↓↓↓

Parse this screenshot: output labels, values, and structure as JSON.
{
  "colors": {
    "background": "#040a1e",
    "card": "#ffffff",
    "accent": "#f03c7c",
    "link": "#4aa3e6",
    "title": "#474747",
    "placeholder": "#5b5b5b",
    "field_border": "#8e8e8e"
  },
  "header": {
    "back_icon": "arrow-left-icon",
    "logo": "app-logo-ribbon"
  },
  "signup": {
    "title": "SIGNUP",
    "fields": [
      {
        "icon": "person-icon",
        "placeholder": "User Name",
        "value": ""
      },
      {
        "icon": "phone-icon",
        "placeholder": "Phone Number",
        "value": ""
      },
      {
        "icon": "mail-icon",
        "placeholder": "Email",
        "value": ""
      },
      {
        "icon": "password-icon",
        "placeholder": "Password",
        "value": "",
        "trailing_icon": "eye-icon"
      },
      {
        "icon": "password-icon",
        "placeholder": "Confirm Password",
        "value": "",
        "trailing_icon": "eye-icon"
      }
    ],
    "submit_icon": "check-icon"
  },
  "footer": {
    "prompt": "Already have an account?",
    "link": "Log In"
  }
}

↑↑↑

Would you reproduce the material above in full, exactly as given?

Output for this task —
Parse this screenshot: output labels, values, and structure as JSON.
{
  "colors": {
    "background": "#040a1e",
    "card": "#ffffff",
    "accent": "#f03c7c",
    "link": "#4aa3e6",
    "title": "#474747",
    "placeholder": "#5b5b5b",
    "field_border": "#8e8e8e"
  },
  "header": {
    "back_icon": "arrow-left-icon",
    "logo": "app-logo-ribbon"
  },
  "signup": {
    "title": "SIGNUP",
    "fields": [
      {
        "icon": "person-icon",
        "placeholder": "User Name",
        "value": ""
      },
      {
        "icon": "phone-icon",
        "placeholder": "Phone Number",
        "value": ""
      },
      {
        "icon": "mail-icon",
        "placeholder": "Email",
        "value": ""
      },
      {
        "icon": "password-icon",
        "placeholder": "Password",
        "value": "",
        "trailing_icon": "eye-icon"
      },
      {
        "icon": "password-icon",
        "placeholder": "Confirm Password",
        "value": "",
        "trailing_icon": "eye-icon"
      }
    ],
    "submit_icon": "check-icon"
  },
  "footer": {
    "prompt": "Already have an account?",
    "link": "Log In"
  }
}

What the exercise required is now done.